──────── PROVIDED MATERIAL ────────

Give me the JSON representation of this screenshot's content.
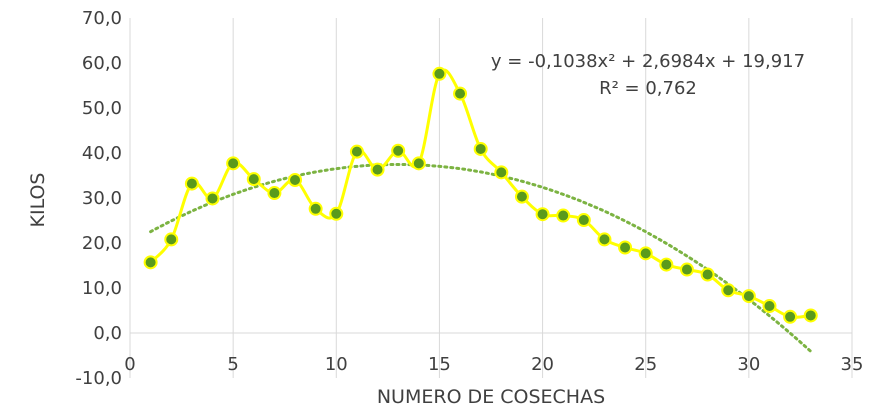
{
  "chart_data": {
    "type": "scatter",
    "xlabel": "NUMERO DE COSECHAS",
    "ylabel": "KILOS",
    "xlim": [
      0,
      35
    ],
    "ylim": [
      -10,
      70
    ],
    "x_ticks": [
      0,
      5,
      10,
      15,
      20,
      25,
      30,
      35
    ],
    "y_ticks": [
      -10,
      0,
      10,
      20,
      30,
      40,
      50,
      60,
      70
    ],
    "y_tick_labels": [
      "-10,0",
      "0,0",
      "10,0",
      "20,0",
      "30,0",
      "40,0",
      "50,0",
      "60,0",
      "70,0"
    ],
    "grid": "vertical",
    "series": [
      {
        "x": [
          1,
          2,
          3,
          4,
          5,
          6,
          7,
          8,
          9,
          10,
          11,
          12,
          13,
          14,
          15,
          16,
          17,
          18,
          19,
          20,
          21,
          22,
          23,
          24,
          25,
          26,
          27,
          28,
          29,
          30,
          31,
          32,
          33
        ],
        "y": [
          15.7,
          20.8,
          33.2,
          29.9,
          37.7,
          34.2,
          31.1,
          34.0,
          27.6,
          26.5,
          40.3,
          36.3,
          40.5,
          37.7,
          57.6,
          53.2,
          40.9,
          35.7,
          30.3,
          26.4,
          26.1,
          25.1,
          20.8,
          19.0,
          17.7,
          15.2,
          14.1,
          13.0,
          9.5,
          8.2,
          6.0,
          3.6,
          3.9
        ],
        "line_color": "#ffff00",
        "marker_color": "#5a9a1c"
      }
    ],
    "trendline": {
      "type": "polynomial",
      "coefficients": [
        -0.1038,
        2.6984,
        19.917
      ],
      "color": "#7cb342",
      "equation": "y = -0,1038x² + 2,6984x + 19,917",
      "r2": "R² = 0,762"
    }
  }
}
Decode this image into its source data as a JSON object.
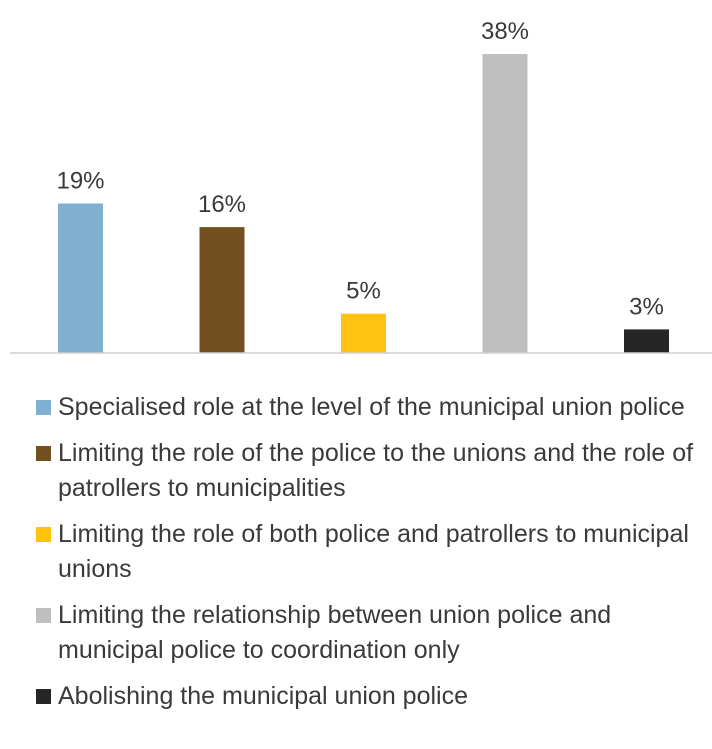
{
  "chart_data": {
    "type": "bar",
    "title": "",
    "xlabel": "",
    "ylabel": "",
    "ylim": [
      0,
      38
    ],
    "grid": false,
    "legend_position": "bottom",
    "value_suffix": "%",
    "categories": [
      "Specialised role at the level of the municipal union police",
      "Limiting the role of the police to the unions and the role of patrollers to municipalities",
      "Limiting the role of both police and patrollers to municipal unions",
      "Limiting the relationship between union police and municipal police to coordination only",
      "Abolishing the municipal union police"
    ],
    "values": [
      19,
      16,
      5,
      38,
      3
    ],
    "data_labels": [
      "19%",
      "16%",
      "5%",
      "38%",
      "3%"
    ],
    "colors": [
      "#7fb0d0",
      "#73501f",
      "#ffc20e",
      "#bfbfbf",
      "#262626"
    ]
  }
}
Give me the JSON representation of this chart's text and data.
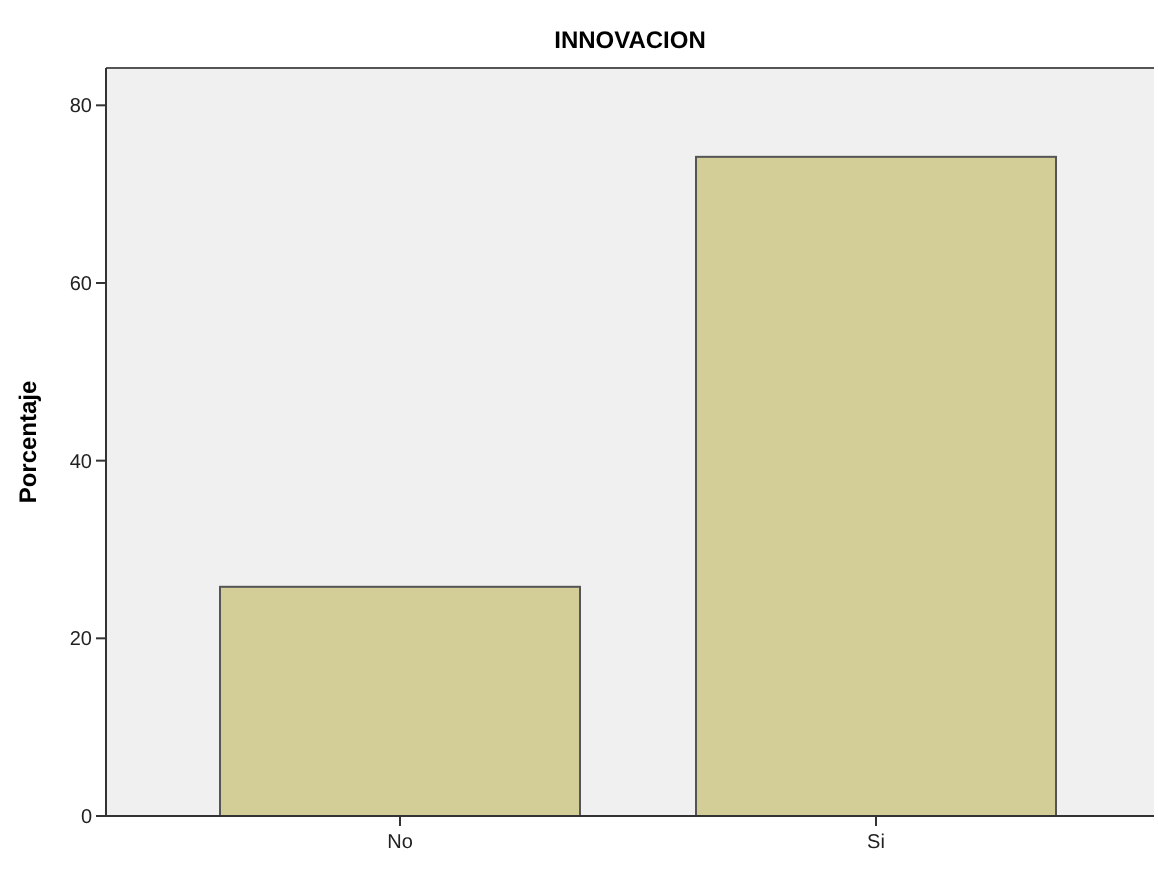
{
  "chart_data": {
    "type": "bar",
    "title": "INNOVACION",
    "ylabel": "Porcentaje",
    "categories": [
      "No",
      "Si"
    ],
    "values": [
      25.8,
      74.2
    ],
    "color": "#d3cd98",
    "ylim": [
      0,
      84.2
    ],
    "yticks": [
      0,
      20,
      40,
      60,
      80
    ],
    "grid": false
  }
}
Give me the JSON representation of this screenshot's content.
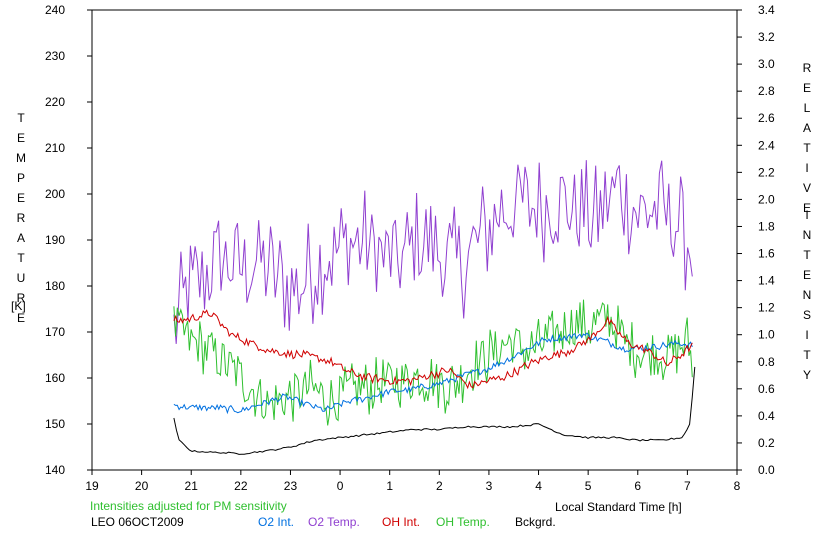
{
  "chart_data": {
    "type": "line",
    "x_ticks": [
      "19",
      "20",
      "21",
      "22",
      "23",
      "0",
      "1",
      "2",
      "3",
      "4",
      "5",
      "6",
      "7",
      "8"
    ],
    "y_left_ticks": [
      "140",
      "150",
      "160",
      "170",
      "180",
      "190",
      "200",
      "210",
      "220",
      "230",
      "240"
    ],
    "y_right_ticks": [
      "0.0",
      "0.2",
      "0.4",
      "0.6",
      "0.8",
      "1.0",
      "1.2",
      "1.4",
      "1.6",
      "1.8",
      "2.0",
      "2.2",
      "2.4",
      "2.6",
      "2.8",
      "3.0",
      "3.2",
      "3.4"
    ],
    "y_left_range": [
      140,
      240
    ],
    "y_right_range": [
      0.0,
      3.4
    ],
    "x_range_hours_since_19": [
      0,
      13
    ],
    "ylabel_left_letters": [
      "T",
      "E",
      "M",
      "P",
      "E",
      "R",
      "A",
      "T",
      "U",
      "R",
      "E"
    ],
    "ylabel_left_unit": "[K]",
    "ylabel_right_letters_1": [
      "R",
      "E",
      "L",
      "A",
      "T",
      "I",
      "V",
      "E"
    ],
    "ylabel_right_letters_2": [
      "I",
      "N",
      "T",
      "E",
      "N",
      "S",
      "I",
      "T",
      "Y"
    ],
    "xlabel": "Local Standard Time [h]",
    "note": "Intensities adjusted for PM sensitivity",
    "station": "LEO 06OCT2009",
    "grid": false,
    "series": [
      {
        "name": "O2 Int.",
        "axis": "right",
        "color": "#0070e0",
        "points": [
          [
            1.65,
            0.48
          ],
          [
            2.0,
            0.46
          ],
          [
            2.5,
            0.46
          ],
          [
            3.0,
            0.44
          ],
          [
            3.5,
            0.5
          ],
          [
            3.9,
            0.54
          ],
          [
            4.3,
            0.49
          ],
          [
            4.7,
            0.44
          ],
          [
            5.1,
            0.5
          ],
          [
            5.5,
            0.53
          ],
          [
            6.0,
            0.58
          ],
          [
            6.5,
            0.6
          ],
          [
            7.0,
            0.64
          ],
          [
            7.5,
            0.7
          ],
          [
            7.9,
            0.74
          ],
          [
            8.3,
            0.8
          ],
          [
            8.7,
            0.88
          ],
          [
            9.1,
            0.96
          ],
          [
            9.5,
            0.98
          ],
          [
            9.9,
            1.0
          ],
          [
            10.3,
            0.96
          ],
          [
            10.7,
            0.9
          ],
          [
            11.1,
            0.9
          ],
          [
            11.5,
            0.92
          ],
          [
            11.8,
            0.94
          ],
          [
            12.1,
            0.92
          ]
        ]
      },
      {
        "name": "O2 Temp.",
        "axis": "left",
        "color": "#9040d0",
        "points": [
          [
            1.65,
            171
          ],
          [
            1.9,
            178
          ],
          [
            2.2,
            182
          ],
          [
            2.6,
            186
          ],
          [
            3.0,
            184
          ],
          [
            3.4,
            186
          ],
          [
            3.8,
            181
          ],
          [
            4.2,
            180
          ],
          [
            4.6,
            186
          ],
          [
            5.0,
            188
          ],
          [
            5.4,
            190
          ],
          [
            5.8,
            187
          ],
          [
            6.2,
            185
          ],
          [
            6.6,
            190
          ],
          [
            7.0,
            187
          ],
          [
            7.4,
            184
          ],
          [
            7.8,
            190
          ],
          [
            8.2,
            196
          ],
          [
            8.6,
            198
          ],
          [
            9.0,
            197
          ],
          [
            9.4,
            199
          ],
          [
            9.8,
            196
          ],
          [
            10.2,
            194
          ],
          [
            10.6,
            202
          ],
          [
            11.0,
            196
          ],
          [
            11.4,
            197
          ],
          [
            11.8,
            194
          ],
          [
            12.1,
            188
          ]
        ]
      },
      {
        "name": "OH Int.",
        "axis": "right",
        "color": "#d00000",
        "points": [
          [
            1.65,
            1.1
          ],
          [
            2.0,
            1.12
          ],
          [
            2.4,
            1.16
          ],
          [
            2.8,
            1.0
          ],
          [
            3.2,
            0.94
          ],
          [
            3.6,
            0.88
          ],
          [
            4.0,
            0.86
          ],
          [
            4.4,
            0.84
          ],
          [
            4.8,
            0.8
          ],
          [
            5.2,
            0.72
          ],
          [
            5.6,
            0.68
          ],
          [
            6.0,
            0.66
          ],
          [
            6.4,
            0.66
          ],
          [
            6.8,
            0.7
          ],
          [
            7.2,
            0.74
          ],
          [
            7.6,
            0.62
          ],
          [
            8.0,
            0.66
          ],
          [
            8.4,
            0.7
          ],
          [
            8.8,
            0.78
          ],
          [
            9.2,
            0.84
          ],
          [
            9.6,
            0.88
          ],
          [
            10.0,
            0.96
          ],
          [
            10.4,
            1.1
          ],
          [
            10.8,
            0.94
          ],
          [
            11.2,
            0.88
          ],
          [
            11.6,
            0.78
          ],
          [
            11.9,
            0.86
          ],
          [
            12.1,
            0.92
          ]
        ]
      },
      {
        "name": "OH Temp.",
        "axis": "left",
        "color": "#30c030",
        "points": [
          [
            1.65,
            172
          ],
          [
            2.0,
            168
          ],
          [
            2.4,
            166
          ],
          [
            2.8,
            162
          ],
          [
            3.2,
            158
          ],
          [
            3.6,
            154
          ],
          [
            4.0,
            156
          ],
          [
            4.4,
            158
          ],
          [
            4.8,
            155
          ],
          [
            5.2,
            157
          ],
          [
            5.6,
            158
          ],
          [
            6.0,
            159
          ],
          [
            6.4,
            160
          ],
          [
            6.8,
            160
          ],
          [
            7.2,
            158
          ],
          [
            7.6,
            162
          ],
          [
            8.0,
            165
          ],
          [
            8.4,
            168
          ],
          [
            8.8,
            166
          ],
          [
            9.2,
            168
          ],
          [
            9.6,
            172
          ],
          [
            10.0,
            171
          ],
          [
            10.4,
            173
          ],
          [
            10.8,
            167
          ],
          [
            11.2,
            165
          ],
          [
            11.6,
            165
          ],
          [
            12.0,
            168
          ],
          [
            12.1,
            163
          ]
        ]
      },
      {
        "name": "Bckgrd.",
        "axis": "right",
        "color": "#000000",
        "points": [
          [
            1.65,
            0.38
          ],
          [
            1.75,
            0.22
          ],
          [
            2.0,
            0.14
          ],
          [
            2.5,
            0.13
          ],
          [
            3.0,
            0.12
          ],
          [
            3.5,
            0.14
          ],
          [
            4.0,
            0.17
          ],
          [
            4.5,
            0.22
          ],
          [
            5.0,
            0.24
          ],
          [
            5.5,
            0.26
          ],
          [
            6.0,
            0.28
          ],
          [
            6.5,
            0.3
          ],
          [
            7.0,
            0.3
          ],
          [
            7.5,
            0.32
          ],
          [
            8.0,
            0.32
          ],
          [
            8.5,
            0.32
          ],
          [
            9.0,
            0.34
          ],
          [
            9.5,
            0.26
          ],
          [
            10.0,
            0.24
          ],
          [
            10.5,
            0.24
          ],
          [
            11.0,
            0.22
          ],
          [
            11.5,
            0.22
          ],
          [
            11.9,
            0.24
          ],
          [
            12.05,
            0.34
          ],
          [
            12.15,
            0.76
          ]
        ]
      }
    ]
  }
}
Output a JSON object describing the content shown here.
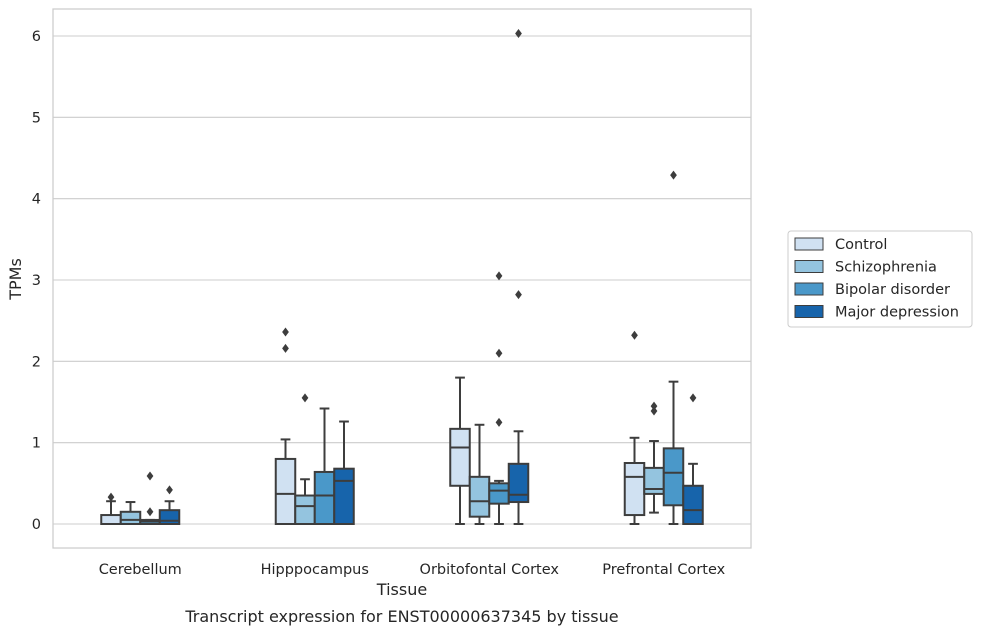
{
  "caption": "Transcript expression for ENST00000637345 by tissue",
  "chart_data": {
    "type": "box",
    "xlabel": "Tissue",
    "ylabel": "TPMs",
    "ylim": [
      -0.3,
      6.35
    ],
    "yticks": [
      0,
      1,
      2,
      3,
      4,
      5,
      6
    ],
    "grid": "horizontal",
    "legend_position": "right",
    "categories": [
      "Cerebellum",
      "Hipppocampus",
      "Orbitofontal Cortex",
      "Prefrontal Cortex"
    ],
    "series": [
      {
        "name": "Control",
        "color": "#d0e1f2",
        "boxes": [
          {
            "whislo": 0,
            "q1": 0,
            "med": 0,
            "q3": 0.11,
            "whishi": 0.28,
            "fliers": [
              0.33
            ]
          },
          {
            "whislo": 0,
            "q1": 0,
            "med": 0.37,
            "q3": 0.8,
            "whishi": 1.04,
            "fliers": [
              2.16,
              2.36
            ]
          },
          {
            "whislo": 0,
            "q1": 0.47,
            "med": 0.94,
            "q3": 1.17,
            "whishi": 1.8,
            "fliers": []
          },
          {
            "whislo": 0,
            "q1": 0.11,
            "med": 0.58,
            "q3": 0.75,
            "whishi": 1.06,
            "fliers": [
              2.32
            ]
          }
        ]
      },
      {
        "name": "Schizophrenia",
        "color": "#94c4df",
        "boxes": [
          {
            "whislo": 0,
            "q1": 0,
            "med": 0.05,
            "q3": 0.15,
            "whishi": 0.27,
            "fliers": []
          },
          {
            "whislo": 0,
            "q1": 0,
            "med": 0.22,
            "q3": 0.35,
            "whishi": 0.55,
            "fliers": [
              1.55
            ]
          },
          {
            "whislo": 0,
            "q1": 0.09,
            "med": 0.28,
            "q3": 0.58,
            "whishi": 1.22,
            "fliers": []
          },
          {
            "whislo": 0.14,
            "q1": 0.37,
            "med": 0.43,
            "q3": 0.69,
            "whishi": 1.02,
            "fliers": [
              1.39,
              1.45
            ]
          }
        ]
      },
      {
        "name": "Bipolar disorder",
        "color": "#4a98c9",
        "boxes": [
          {
            "whislo": 0,
            "q1": 0,
            "med": 0.03,
            "q3": 0.05,
            "whishi": 0.05,
            "fliers": [
              0.15,
              0.59
            ]
          },
          {
            "whislo": 0,
            "q1": 0,
            "med": 0.35,
            "q3": 0.64,
            "whishi": 1.42,
            "fliers": []
          },
          {
            "whislo": 0,
            "q1": 0.25,
            "med": 0.41,
            "q3": 0.5,
            "whishi": 0.53,
            "fliers": [
              1.25,
              2.1,
              3.05
            ]
          },
          {
            "whislo": 0,
            "q1": 0.23,
            "med": 0.63,
            "q3": 0.93,
            "whishi": 1.75,
            "fliers": [
              4.29
            ]
          }
        ]
      },
      {
        "name": "Major depression",
        "color": "#1764ab",
        "boxes": [
          {
            "whislo": 0,
            "q1": 0,
            "med": 0.04,
            "q3": 0.17,
            "whishi": 0.28,
            "fliers": [
              0.42
            ]
          },
          {
            "whislo": 0,
            "q1": 0,
            "med": 0.53,
            "q3": 0.68,
            "whishi": 1.26,
            "fliers": []
          },
          {
            "whislo": 0,
            "q1": 0.27,
            "med": 0.36,
            "q3": 0.74,
            "whishi": 1.14,
            "fliers": [
              2.82,
              6.03
            ]
          },
          {
            "whislo": 0,
            "q1": 0,
            "med": 0.17,
            "q3": 0.47,
            "whishi": 0.74,
            "fliers": [
              1.55
            ]
          }
        ]
      }
    ]
  }
}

────────

### WHAT YOU WILL DO
Pull out every line above that holds the word "patrollers".

### EXERCISE SOLUTION
      "Limiting the role of the police to the unions and the role of patrollers to municipalities",
      "Limiting the role of both police and patrollers to municipal unions",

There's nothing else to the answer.